→ DIRECTIVE:
Quote every line of the data below as it stands, omitting pictures.

Collected data entries:
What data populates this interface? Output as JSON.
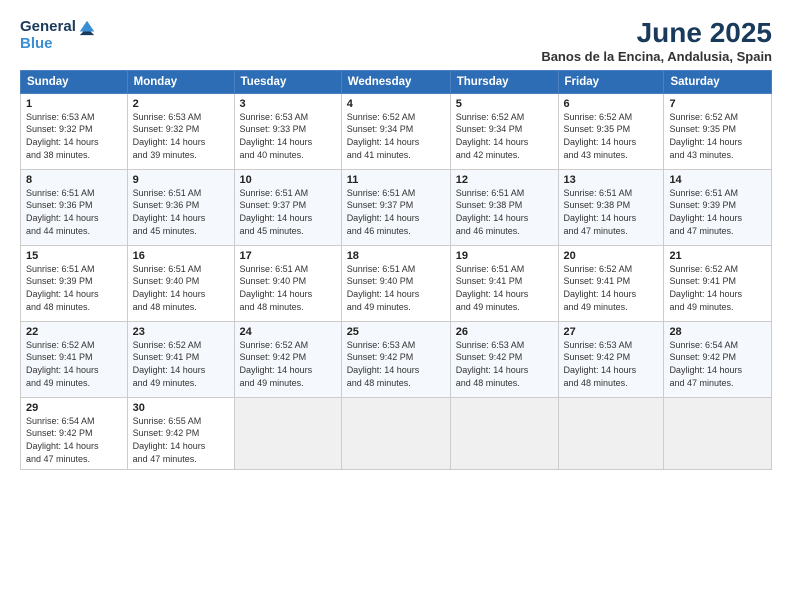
{
  "logo": {
    "line1": "General",
    "line2": "Blue"
  },
  "title": "June 2025",
  "subtitle": "Banos de la Encina, Andalusia, Spain",
  "days_header": [
    "Sunday",
    "Monday",
    "Tuesday",
    "Wednesday",
    "Thursday",
    "Friday",
    "Saturday"
  ],
  "weeks": [
    [
      {
        "day": "1",
        "info": "Sunrise: 6:53 AM\nSunset: 9:32 PM\nDaylight: 14 hours\nand 38 minutes."
      },
      {
        "day": "2",
        "info": "Sunrise: 6:53 AM\nSunset: 9:32 PM\nDaylight: 14 hours\nand 39 minutes."
      },
      {
        "day": "3",
        "info": "Sunrise: 6:53 AM\nSunset: 9:33 PM\nDaylight: 14 hours\nand 40 minutes."
      },
      {
        "day": "4",
        "info": "Sunrise: 6:52 AM\nSunset: 9:34 PM\nDaylight: 14 hours\nand 41 minutes."
      },
      {
        "day": "5",
        "info": "Sunrise: 6:52 AM\nSunset: 9:34 PM\nDaylight: 14 hours\nand 42 minutes."
      },
      {
        "day": "6",
        "info": "Sunrise: 6:52 AM\nSunset: 9:35 PM\nDaylight: 14 hours\nand 43 minutes."
      },
      {
        "day": "7",
        "info": "Sunrise: 6:52 AM\nSunset: 9:35 PM\nDaylight: 14 hours\nand 43 minutes."
      }
    ],
    [
      {
        "day": "8",
        "info": "Sunrise: 6:51 AM\nSunset: 9:36 PM\nDaylight: 14 hours\nand 44 minutes."
      },
      {
        "day": "9",
        "info": "Sunrise: 6:51 AM\nSunset: 9:36 PM\nDaylight: 14 hours\nand 45 minutes."
      },
      {
        "day": "10",
        "info": "Sunrise: 6:51 AM\nSunset: 9:37 PM\nDaylight: 14 hours\nand 45 minutes."
      },
      {
        "day": "11",
        "info": "Sunrise: 6:51 AM\nSunset: 9:37 PM\nDaylight: 14 hours\nand 46 minutes."
      },
      {
        "day": "12",
        "info": "Sunrise: 6:51 AM\nSunset: 9:38 PM\nDaylight: 14 hours\nand 46 minutes."
      },
      {
        "day": "13",
        "info": "Sunrise: 6:51 AM\nSunset: 9:38 PM\nDaylight: 14 hours\nand 47 minutes."
      },
      {
        "day": "14",
        "info": "Sunrise: 6:51 AM\nSunset: 9:39 PM\nDaylight: 14 hours\nand 47 minutes."
      }
    ],
    [
      {
        "day": "15",
        "info": "Sunrise: 6:51 AM\nSunset: 9:39 PM\nDaylight: 14 hours\nand 48 minutes."
      },
      {
        "day": "16",
        "info": "Sunrise: 6:51 AM\nSunset: 9:40 PM\nDaylight: 14 hours\nand 48 minutes."
      },
      {
        "day": "17",
        "info": "Sunrise: 6:51 AM\nSunset: 9:40 PM\nDaylight: 14 hours\nand 48 minutes."
      },
      {
        "day": "18",
        "info": "Sunrise: 6:51 AM\nSunset: 9:40 PM\nDaylight: 14 hours\nand 49 minutes."
      },
      {
        "day": "19",
        "info": "Sunrise: 6:51 AM\nSunset: 9:41 PM\nDaylight: 14 hours\nand 49 minutes."
      },
      {
        "day": "20",
        "info": "Sunrise: 6:52 AM\nSunset: 9:41 PM\nDaylight: 14 hours\nand 49 minutes."
      },
      {
        "day": "21",
        "info": "Sunrise: 6:52 AM\nSunset: 9:41 PM\nDaylight: 14 hours\nand 49 minutes."
      }
    ],
    [
      {
        "day": "22",
        "info": "Sunrise: 6:52 AM\nSunset: 9:41 PM\nDaylight: 14 hours\nand 49 minutes."
      },
      {
        "day": "23",
        "info": "Sunrise: 6:52 AM\nSunset: 9:41 PM\nDaylight: 14 hours\nand 49 minutes."
      },
      {
        "day": "24",
        "info": "Sunrise: 6:52 AM\nSunset: 9:42 PM\nDaylight: 14 hours\nand 49 minutes."
      },
      {
        "day": "25",
        "info": "Sunrise: 6:53 AM\nSunset: 9:42 PM\nDaylight: 14 hours\nand 48 minutes."
      },
      {
        "day": "26",
        "info": "Sunrise: 6:53 AM\nSunset: 9:42 PM\nDaylight: 14 hours\nand 48 minutes."
      },
      {
        "day": "27",
        "info": "Sunrise: 6:53 AM\nSunset: 9:42 PM\nDaylight: 14 hours\nand 48 minutes."
      },
      {
        "day": "28",
        "info": "Sunrise: 6:54 AM\nSunset: 9:42 PM\nDaylight: 14 hours\nand 47 minutes."
      }
    ],
    [
      {
        "day": "29",
        "info": "Sunrise: 6:54 AM\nSunset: 9:42 PM\nDaylight: 14 hours\nand 47 minutes."
      },
      {
        "day": "30",
        "info": "Sunrise: 6:55 AM\nSunset: 9:42 PM\nDaylight: 14 hours\nand 47 minutes."
      },
      null,
      null,
      null,
      null,
      null
    ]
  ]
}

→ OUTPUT BELOW:
What data populates this interface? Output as JSON.
{
  "logo": {
    "line1": "General",
    "line2": "Blue"
  },
  "title": "June 2025",
  "subtitle": "Banos de la Encina, Andalusia, Spain",
  "days_header": [
    "Sunday",
    "Monday",
    "Tuesday",
    "Wednesday",
    "Thursday",
    "Friday",
    "Saturday"
  ],
  "weeks": [
    [
      {
        "day": "1",
        "info": "Sunrise: 6:53 AM\nSunset: 9:32 PM\nDaylight: 14 hours\nand 38 minutes."
      },
      {
        "day": "2",
        "info": "Sunrise: 6:53 AM\nSunset: 9:32 PM\nDaylight: 14 hours\nand 39 minutes."
      },
      {
        "day": "3",
        "info": "Sunrise: 6:53 AM\nSunset: 9:33 PM\nDaylight: 14 hours\nand 40 minutes."
      },
      {
        "day": "4",
        "info": "Sunrise: 6:52 AM\nSunset: 9:34 PM\nDaylight: 14 hours\nand 41 minutes."
      },
      {
        "day": "5",
        "info": "Sunrise: 6:52 AM\nSunset: 9:34 PM\nDaylight: 14 hours\nand 42 minutes."
      },
      {
        "day": "6",
        "info": "Sunrise: 6:52 AM\nSunset: 9:35 PM\nDaylight: 14 hours\nand 43 minutes."
      },
      {
        "day": "7",
        "info": "Sunrise: 6:52 AM\nSunset: 9:35 PM\nDaylight: 14 hours\nand 43 minutes."
      }
    ],
    [
      {
        "day": "8",
        "info": "Sunrise: 6:51 AM\nSunset: 9:36 PM\nDaylight: 14 hours\nand 44 minutes."
      },
      {
        "day": "9",
        "info": "Sunrise: 6:51 AM\nSunset: 9:36 PM\nDaylight: 14 hours\nand 45 minutes."
      },
      {
        "day": "10",
        "info": "Sunrise: 6:51 AM\nSunset: 9:37 PM\nDaylight: 14 hours\nand 45 minutes."
      },
      {
        "day": "11",
        "info": "Sunrise: 6:51 AM\nSunset: 9:37 PM\nDaylight: 14 hours\nand 46 minutes."
      },
      {
        "day": "12",
        "info": "Sunrise: 6:51 AM\nSunset: 9:38 PM\nDaylight: 14 hours\nand 46 minutes."
      },
      {
        "day": "13",
        "info": "Sunrise: 6:51 AM\nSunset: 9:38 PM\nDaylight: 14 hours\nand 47 minutes."
      },
      {
        "day": "14",
        "info": "Sunrise: 6:51 AM\nSunset: 9:39 PM\nDaylight: 14 hours\nand 47 minutes."
      }
    ],
    [
      {
        "day": "15",
        "info": "Sunrise: 6:51 AM\nSunset: 9:39 PM\nDaylight: 14 hours\nand 48 minutes."
      },
      {
        "day": "16",
        "info": "Sunrise: 6:51 AM\nSunset: 9:40 PM\nDaylight: 14 hours\nand 48 minutes."
      },
      {
        "day": "17",
        "info": "Sunrise: 6:51 AM\nSunset: 9:40 PM\nDaylight: 14 hours\nand 48 minutes."
      },
      {
        "day": "18",
        "info": "Sunrise: 6:51 AM\nSunset: 9:40 PM\nDaylight: 14 hours\nand 49 minutes."
      },
      {
        "day": "19",
        "info": "Sunrise: 6:51 AM\nSunset: 9:41 PM\nDaylight: 14 hours\nand 49 minutes."
      },
      {
        "day": "20",
        "info": "Sunrise: 6:52 AM\nSunset: 9:41 PM\nDaylight: 14 hours\nand 49 minutes."
      },
      {
        "day": "21",
        "info": "Sunrise: 6:52 AM\nSunset: 9:41 PM\nDaylight: 14 hours\nand 49 minutes."
      }
    ],
    [
      {
        "day": "22",
        "info": "Sunrise: 6:52 AM\nSunset: 9:41 PM\nDaylight: 14 hours\nand 49 minutes."
      },
      {
        "day": "23",
        "info": "Sunrise: 6:52 AM\nSunset: 9:41 PM\nDaylight: 14 hours\nand 49 minutes."
      },
      {
        "day": "24",
        "info": "Sunrise: 6:52 AM\nSunset: 9:42 PM\nDaylight: 14 hours\nand 49 minutes."
      },
      {
        "day": "25",
        "info": "Sunrise: 6:53 AM\nSunset: 9:42 PM\nDaylight: 14 hours\nand 48 minutes."
      },
      {
        "day": "26",
        "info": "Sunrise: 6:53 AM\nSunset: 9:42 PM\nDaylight: 14 hours\nand 48 minutes."
      },
      {
        "day": "27",
        "info": "Sunrise: 6:53 AM\nSunset: 9:42 PM\nDaylight: 14 hours\nand 48 minutes."
      },
      {
        "day": "28",
        "info": "Sunrise: 6:54 AM\nSunset: 9:42 PM\nDaylight: 14 hours\nand 47 minutes."
      }
    ],
    [
      {
        "day": "29",
        "info": "Sunrise: 6:54 AM\nSunset: 9:42 PM\nDaylight: 14 hours\nand 47 minutes."
      },
      {
        "day": "30",
        "info": "Sunrise: 6:55 AM\nSunset: 9:42 PM\nDaylight: 14 hours\nand 47 minutes."
      },
      null,
      null,
      null,
      null,
      null
    ]
  ]
}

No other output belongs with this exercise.